» **Task brief**:
Exactly how many lines have the word "также"? Answer with the bare number.
=== Rows ===
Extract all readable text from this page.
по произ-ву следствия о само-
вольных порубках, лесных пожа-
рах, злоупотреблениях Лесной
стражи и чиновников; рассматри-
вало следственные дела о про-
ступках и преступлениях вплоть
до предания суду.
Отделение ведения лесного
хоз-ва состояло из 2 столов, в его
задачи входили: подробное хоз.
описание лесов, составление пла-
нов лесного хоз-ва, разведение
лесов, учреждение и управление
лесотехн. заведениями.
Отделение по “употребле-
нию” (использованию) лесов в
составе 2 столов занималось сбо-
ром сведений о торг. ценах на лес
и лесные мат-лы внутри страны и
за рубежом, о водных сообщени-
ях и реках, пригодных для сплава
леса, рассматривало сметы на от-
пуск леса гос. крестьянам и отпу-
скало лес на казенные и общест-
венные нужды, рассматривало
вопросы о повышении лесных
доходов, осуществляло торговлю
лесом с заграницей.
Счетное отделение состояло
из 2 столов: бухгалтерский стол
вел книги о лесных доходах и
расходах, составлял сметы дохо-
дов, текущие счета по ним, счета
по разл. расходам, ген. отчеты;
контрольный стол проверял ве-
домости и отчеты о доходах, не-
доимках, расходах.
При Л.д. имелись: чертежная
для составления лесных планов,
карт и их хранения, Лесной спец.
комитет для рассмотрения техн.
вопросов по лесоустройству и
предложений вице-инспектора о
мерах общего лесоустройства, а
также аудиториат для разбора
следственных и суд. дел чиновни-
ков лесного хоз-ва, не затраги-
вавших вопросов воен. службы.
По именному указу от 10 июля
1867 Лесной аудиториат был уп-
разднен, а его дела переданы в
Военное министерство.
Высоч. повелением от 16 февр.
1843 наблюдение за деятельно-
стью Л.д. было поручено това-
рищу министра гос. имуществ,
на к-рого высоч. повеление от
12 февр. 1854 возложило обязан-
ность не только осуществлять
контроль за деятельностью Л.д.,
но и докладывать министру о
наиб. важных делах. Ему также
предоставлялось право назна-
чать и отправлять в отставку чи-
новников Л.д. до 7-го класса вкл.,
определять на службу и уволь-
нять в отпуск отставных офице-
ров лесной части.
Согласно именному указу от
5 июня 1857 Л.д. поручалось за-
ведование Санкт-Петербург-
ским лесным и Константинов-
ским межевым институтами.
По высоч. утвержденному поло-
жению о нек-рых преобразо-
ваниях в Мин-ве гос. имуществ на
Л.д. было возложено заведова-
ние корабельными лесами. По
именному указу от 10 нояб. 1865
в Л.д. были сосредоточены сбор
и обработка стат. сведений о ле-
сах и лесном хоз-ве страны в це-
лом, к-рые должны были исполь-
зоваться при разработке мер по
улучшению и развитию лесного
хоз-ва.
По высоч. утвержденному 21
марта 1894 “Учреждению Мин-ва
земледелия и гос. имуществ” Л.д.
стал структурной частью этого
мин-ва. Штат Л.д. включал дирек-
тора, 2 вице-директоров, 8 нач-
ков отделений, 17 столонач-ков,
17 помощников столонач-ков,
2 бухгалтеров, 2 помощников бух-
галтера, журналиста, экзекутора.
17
===
» **Task output**:
2